== DATASET ==
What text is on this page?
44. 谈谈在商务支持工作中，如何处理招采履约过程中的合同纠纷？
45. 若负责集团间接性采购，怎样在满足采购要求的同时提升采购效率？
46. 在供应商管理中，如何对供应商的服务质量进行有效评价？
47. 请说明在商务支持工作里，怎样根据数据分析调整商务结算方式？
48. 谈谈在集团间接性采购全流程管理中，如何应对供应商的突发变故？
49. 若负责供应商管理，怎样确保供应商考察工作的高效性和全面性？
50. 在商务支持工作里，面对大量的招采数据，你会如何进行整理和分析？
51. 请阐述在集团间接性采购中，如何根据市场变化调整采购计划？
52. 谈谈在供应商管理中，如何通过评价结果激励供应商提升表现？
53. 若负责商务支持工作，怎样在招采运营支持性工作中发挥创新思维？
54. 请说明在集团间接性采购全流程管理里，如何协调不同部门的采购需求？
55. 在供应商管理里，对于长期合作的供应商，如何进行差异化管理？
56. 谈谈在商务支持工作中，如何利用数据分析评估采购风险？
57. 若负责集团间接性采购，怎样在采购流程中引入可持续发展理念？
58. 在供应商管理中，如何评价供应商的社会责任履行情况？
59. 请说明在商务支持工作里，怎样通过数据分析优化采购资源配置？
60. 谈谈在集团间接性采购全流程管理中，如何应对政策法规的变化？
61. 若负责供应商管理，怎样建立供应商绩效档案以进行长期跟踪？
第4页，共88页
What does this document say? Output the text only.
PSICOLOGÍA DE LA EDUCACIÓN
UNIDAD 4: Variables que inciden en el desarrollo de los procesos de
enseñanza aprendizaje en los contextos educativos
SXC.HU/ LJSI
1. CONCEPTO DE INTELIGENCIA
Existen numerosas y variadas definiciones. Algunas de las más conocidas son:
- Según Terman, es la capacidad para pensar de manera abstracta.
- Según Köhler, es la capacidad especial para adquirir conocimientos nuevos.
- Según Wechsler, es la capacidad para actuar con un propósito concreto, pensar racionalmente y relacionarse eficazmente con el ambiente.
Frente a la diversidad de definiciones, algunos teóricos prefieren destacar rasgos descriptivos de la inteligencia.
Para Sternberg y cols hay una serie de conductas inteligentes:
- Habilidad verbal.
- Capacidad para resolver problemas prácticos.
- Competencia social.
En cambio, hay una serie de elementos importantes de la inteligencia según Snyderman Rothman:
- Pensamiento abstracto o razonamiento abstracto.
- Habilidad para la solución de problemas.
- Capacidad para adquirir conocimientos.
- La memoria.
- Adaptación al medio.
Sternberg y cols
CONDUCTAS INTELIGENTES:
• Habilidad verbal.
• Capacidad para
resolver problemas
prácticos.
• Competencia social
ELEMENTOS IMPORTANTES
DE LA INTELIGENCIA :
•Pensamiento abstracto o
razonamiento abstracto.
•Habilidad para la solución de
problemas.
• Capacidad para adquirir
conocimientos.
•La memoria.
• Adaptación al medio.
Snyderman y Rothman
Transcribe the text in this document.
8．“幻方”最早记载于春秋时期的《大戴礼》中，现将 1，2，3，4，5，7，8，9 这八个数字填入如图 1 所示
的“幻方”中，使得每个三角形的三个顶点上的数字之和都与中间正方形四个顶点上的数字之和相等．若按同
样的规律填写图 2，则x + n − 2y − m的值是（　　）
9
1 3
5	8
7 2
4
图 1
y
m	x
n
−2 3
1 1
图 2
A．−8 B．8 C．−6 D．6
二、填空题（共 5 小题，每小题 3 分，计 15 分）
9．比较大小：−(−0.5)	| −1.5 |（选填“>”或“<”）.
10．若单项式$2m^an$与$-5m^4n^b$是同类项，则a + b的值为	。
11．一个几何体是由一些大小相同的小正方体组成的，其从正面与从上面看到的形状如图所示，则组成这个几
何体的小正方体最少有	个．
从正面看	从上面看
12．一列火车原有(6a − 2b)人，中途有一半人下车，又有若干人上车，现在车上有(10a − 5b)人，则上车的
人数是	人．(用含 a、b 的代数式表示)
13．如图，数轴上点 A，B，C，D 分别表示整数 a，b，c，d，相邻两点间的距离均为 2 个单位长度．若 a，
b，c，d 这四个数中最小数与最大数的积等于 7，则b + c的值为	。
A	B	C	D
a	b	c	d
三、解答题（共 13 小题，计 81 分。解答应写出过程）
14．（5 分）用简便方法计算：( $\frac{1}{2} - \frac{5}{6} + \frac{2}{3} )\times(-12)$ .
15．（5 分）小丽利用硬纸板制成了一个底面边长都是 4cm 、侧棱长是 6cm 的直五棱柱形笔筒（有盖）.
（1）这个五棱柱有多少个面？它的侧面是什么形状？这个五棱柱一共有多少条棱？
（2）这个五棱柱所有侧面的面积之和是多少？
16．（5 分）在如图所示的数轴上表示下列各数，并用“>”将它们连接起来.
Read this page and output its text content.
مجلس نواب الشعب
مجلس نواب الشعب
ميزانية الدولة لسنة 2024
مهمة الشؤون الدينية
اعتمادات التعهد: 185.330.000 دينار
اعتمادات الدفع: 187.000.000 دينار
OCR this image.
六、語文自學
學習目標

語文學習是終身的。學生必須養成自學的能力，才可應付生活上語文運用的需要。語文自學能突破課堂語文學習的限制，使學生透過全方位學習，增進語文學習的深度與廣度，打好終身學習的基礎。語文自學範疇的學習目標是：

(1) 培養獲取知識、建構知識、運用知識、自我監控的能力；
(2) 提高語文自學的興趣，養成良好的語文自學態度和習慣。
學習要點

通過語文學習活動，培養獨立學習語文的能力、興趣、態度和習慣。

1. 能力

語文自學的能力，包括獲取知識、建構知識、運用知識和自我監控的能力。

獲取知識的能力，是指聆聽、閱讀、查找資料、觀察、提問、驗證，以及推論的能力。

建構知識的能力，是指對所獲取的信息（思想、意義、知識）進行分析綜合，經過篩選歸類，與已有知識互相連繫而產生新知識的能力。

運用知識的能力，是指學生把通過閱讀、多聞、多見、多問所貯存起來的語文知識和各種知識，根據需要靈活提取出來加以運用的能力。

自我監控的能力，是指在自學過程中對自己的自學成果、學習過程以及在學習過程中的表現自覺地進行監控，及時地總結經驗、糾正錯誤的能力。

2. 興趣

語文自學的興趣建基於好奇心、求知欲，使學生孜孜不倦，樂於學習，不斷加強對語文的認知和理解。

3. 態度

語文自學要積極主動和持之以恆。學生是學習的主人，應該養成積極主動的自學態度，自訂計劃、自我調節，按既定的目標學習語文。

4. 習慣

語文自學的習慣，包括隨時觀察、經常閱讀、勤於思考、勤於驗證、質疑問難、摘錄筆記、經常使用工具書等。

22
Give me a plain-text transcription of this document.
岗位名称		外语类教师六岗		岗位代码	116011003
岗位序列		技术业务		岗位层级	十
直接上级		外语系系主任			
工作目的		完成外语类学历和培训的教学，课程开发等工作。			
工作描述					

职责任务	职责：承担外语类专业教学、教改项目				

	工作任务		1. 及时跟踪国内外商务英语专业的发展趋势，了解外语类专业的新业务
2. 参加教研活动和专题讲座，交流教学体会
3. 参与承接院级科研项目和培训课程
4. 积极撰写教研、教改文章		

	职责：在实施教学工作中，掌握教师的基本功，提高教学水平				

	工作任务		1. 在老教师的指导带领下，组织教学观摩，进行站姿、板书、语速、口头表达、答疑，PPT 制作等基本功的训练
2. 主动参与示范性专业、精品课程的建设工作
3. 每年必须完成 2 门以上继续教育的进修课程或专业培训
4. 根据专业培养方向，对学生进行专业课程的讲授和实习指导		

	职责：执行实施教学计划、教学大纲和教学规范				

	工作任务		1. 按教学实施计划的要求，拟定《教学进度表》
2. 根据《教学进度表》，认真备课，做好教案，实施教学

== OBJECTIVE ==
Copy out the whole listing exactly as written.

== CORRECT ANSWER ==
What text is on this page?
44. 谈谈在商务支持工作中，如何处理招采履约过程中的合同纠纷？
45. 若负责集团间接性采购，怎样在满足采购要求的同时提升采购效率？
46. 在供应商管理中，如何对供应商的服务质量进行有效评价？
47. 请说明在商务支持工作里，怎样根据数据分析调整商务结算方式？
48. 谈谈在集团间接性采购全流程管理中，如何应对供应商的突发变故？
49. 若负责供应商管理，怎样确保供应商考察工作的高效性和全面性？
50. 在商务支持工作里，面对大量的招采数据，你会如何进行整理和分析？
51. 请阐述在集团间接性采购中，如何根据市场变化调整采购计划？
52. 谈谈在供应商管理中，如何通过评价结果激励供应商提升表现？
53. 若负责商务支持工作，怎样在招采运营支持性工作中发挥创新思维？
54. 请说明在集团间接性采购全流程管理里，如何协调不同部门的采购需求？
55. 在供应商管理里，对于长期合作的供应商，如何进行差异化管理？
56. 谈谈在商务支持工作中，如何利用数据分析评估采购风险？
57. 若负责集团间接性采购，怎样在采购流程中引入可持续发展理念？
58. 在供应商管理中，如何评价供应商的社会责任履行情况？
59. 请说明在商务支持工作里，怎样通过数据分析优化采购资源配置？
60. 谈谈在集团间接性采购全流程管理中，如何应对政策法规的变化？
61. 若负责供应商管理，怎样建立供应商绩效档案以进行长期跟踪？
第4页，共88页
What does this document say? Output the text only.
PSICOLOGÍA DE LA EDUCACIÓN
UNIDAD 4: Variables que inciden en el desarrollo de los procesos de
enseñanza aprendizaje en los contextos educativos
SXC.HU/ LJSI
1. CONCEPTO DE INTELIGENCIA
Existen numerosas y variadas definiciones. Algunas de las más conocidas son:
- Según Terman, es la capacidad para pensar de manera abstracta.
- Según Köhler, es la capacidad especial para adquirir conocimientos nuevos.
- Según Wechsler, es la capacidad para actuar con un propósito concreto, pensar racionalmente y relacionarse eficazmente con el ambiente.
Frente a la diversidad de definiciones, algunos teóricos prefieren destacar rasgos descriptivos de la inteligencia.
Para Sternberg y cols hay una serie de conductas inteligentes:
- Habilidad verbal.
- Capacidad para resolver problemas prácticos.
- Competencia social.
En cambio, hay una serie de elementos importantes de la inteligencia según Snyderman Rothman:
- Pensamiento abstracto o razonamiento abstracto.
- Habilidad para la solución de problemas.
- Capacidad para adquirir conocimientos.
- La memoria.
- Adaptación al medio.
Sternberg y cols
CONDUCTAS INTELIGENTES:
• Habilidad verbal.
• Capacidad para
resolver problemas
prácticos.
• Competencia social
ELEMENTOS IMPORTANTES
DE LA INTELIGENCIA :
•Pensamiento abstracto o
razonamiento abstracto.
•Habilidad para la solución de
problemas.
• Capacidad para adquirir
conocimientos.
•La memoria.
• Adaptación al medio.
Snyderman y Rothman
Transcribe the text in this document.
8．“幻方”最早记载于春秋时期的《大戴礼》中，现将 1，2，3，4，5，7，8，9 这八个数字填入如图 1 所示
的“幻方”中，使得每个三角形的三个顶点上的数字之和都与中间正方形四个顶点上的数字之和相等．若按同
样的规律填写图 2，则x + n − 2y − m的值是（　　）
9
1 3
5	8
7 2
4
图 1
y
m	x
n
−2 3
1 1
图 2
A．−8 B．8 C．−6 D．6
二、填空题（共 5 小题，每小题 3 分，计 15 分）
9．比较大小：−(−0.5)	| −1.5 |（选填“>”或“<”）.
10．若单项式$2m^an$与$-5m^4n^b$是同类项，则a + b的值为	。
11．一个几何体是由一些大小相同的小正方体组成的，其从正面与从上面看到的形状如图所示，则组成这个几
何体的小正方体最少有	个．
从正面看	从上面看
12．一列火车原有(6a − 2b)人，中途有一半人下车，又有若干人上车，现在车上有(10a − 5b)人，则上车的
人数是	人．(用含 a、b 的代数式表示)
13．如图，数轴上点 A，B，C，D 分别表示整数 a，b，c，d，相邻两点间的距离均为 2 个单位长度．若 a，
b，c，d 这四个数中最小数与最大数的积等于 7，则b + c的值为	。
A	B	C	D
a	b	c	d
三、解答题（共 13 小题，计 81 分。解答应写出过程）
14．（5 分）用简便方法计算：( $\frac{1}{2} - \frac{5}{6} + \frac{2}{3} )\times(-12)$ .
15．（5 分）小丽利用硬纸板制成了一个底面边长都是 4cm 、侧棱长是 6cm 的直五棱柱形笔筒（有盖）.
（1）这个五棱柱有多少个面？它的侧面是什么形状？这个五棱柱一共有多少条棱？
（2）这个五棱柱所有侧面的面积之和是多少？
16．（5 分）在如图所示的数轴上表示下列各数，并用“>”将它们连接起来.
Read this page and output its text content.
مجلس نواب الشعب
مجلس نواب الشعب
ميزانية الدولة لسنة 2024
مهمة الشؤون الدينية
اعتمادات التعهد: 185.330.000 دينار
اعتمادات الدفع: 187.000.000 دينار
OCR this image.
六、語文自學
學習目標

語文學習是終身的。學生必須養成自學的能力，才可應付生活上語文運用的需要。語文自學能突破課堂語文學習的限制，使學生透過全方位學習，增進語文學習的深度與廣度，打好終身學習的基礎。語文自學範疇的學習目標是：

(1) 培養獲取知識、建構知識、運用知識、自我監控的能力；
(2) 提高語文自學的興趣，養成良好的語文自學態度和習慣。
學習要點

通過語文學習活動，培養獨立學習語文的能力、興趣、態度和習慣。

1. 能力

語文自學的能力，包括獲取知識、建構知識、運用知識和自我監控的能力。

獲取知識的能力，是指聆聽、閱讀、查找資料、觀察、提問、驗證，以及推論的能力。

建構知識的能力，是指對所獲取的信息（思想、意義、知識）進行分析綜合，經過篩選歸類，與已有知識互相連繫而產生新知識的能力。

運用知識的能力，是指學生把通過閱讀、多聞、多見、多問所貯存起來的語文知識和各種知識，根據需要靈活提取出來加以運用的能力。

自我監控的能力，是指在自學過程中對自己的自學成果、學習過程以及在學習過程中的表現自覺地進行監控，及時地總結經驗、糾正錯誤的能力。

2. 興趣

語文自學的興趣建基於好奇心、求知欲，使學生孜孜不倦，樂於學習，不斷加強對語文的認知和理解。

3. 態度

語文自學要積極主動和持之以恆。學生是學習的主人，應該養成積極主動的自學態度，自訂計劃、自我調節，按既定的目標學習語文。

4. 習慣

語文自學的習慣，包括隨時觀察、經常閱讀、勤於思考、勤於驗證、質疑問難、摘錄筆記、經常使用工具書等。

22
Give me a plain-text transcription of this document.
岗位名称		外语类教师六岗		岗位代码	116011003
岗位序列		技术业务		岗位层级	十
直接上级		外语系系主任			
工作目的		完成外语类学历和培训的教学，课程开发等工作。			
工作描述					

职责任务	职责：承担外语类专业教学、教改项目				

	工作任务		1. 及时跟踪国内外商务英语专业的发展趋势，了解外语类专业的新业务
2. 参加教研活动和专题讲座，交流教学体会
3. 参与承接院级科研项目和培训课程
4. 积极撰写教研、教改文章		

	职责：在实施教学工作中，掌握教师的基本功，提高教学水平				

	工作任务		1. 在老教师的指导带领下，组织教学观摩，进行站姿、板书、语速、口头表达、答疑，PPT 制作等基本功的训练
2. 主动参与示范性专业、精品课程的建设工作
3. 每年必须完成 2 门以上继续教育的进修课程或专业培训
4. 根据专业培养方向，对学生进行专业课程的讲授和实习指导		

	职责：执行实施教学计划、教学大纲和教学规范				

	工作任务		1. 按教学实施计划的要求，拟定《教学进度表》
2. 根据《教学进度表》，认真备课，做好教案，实施教学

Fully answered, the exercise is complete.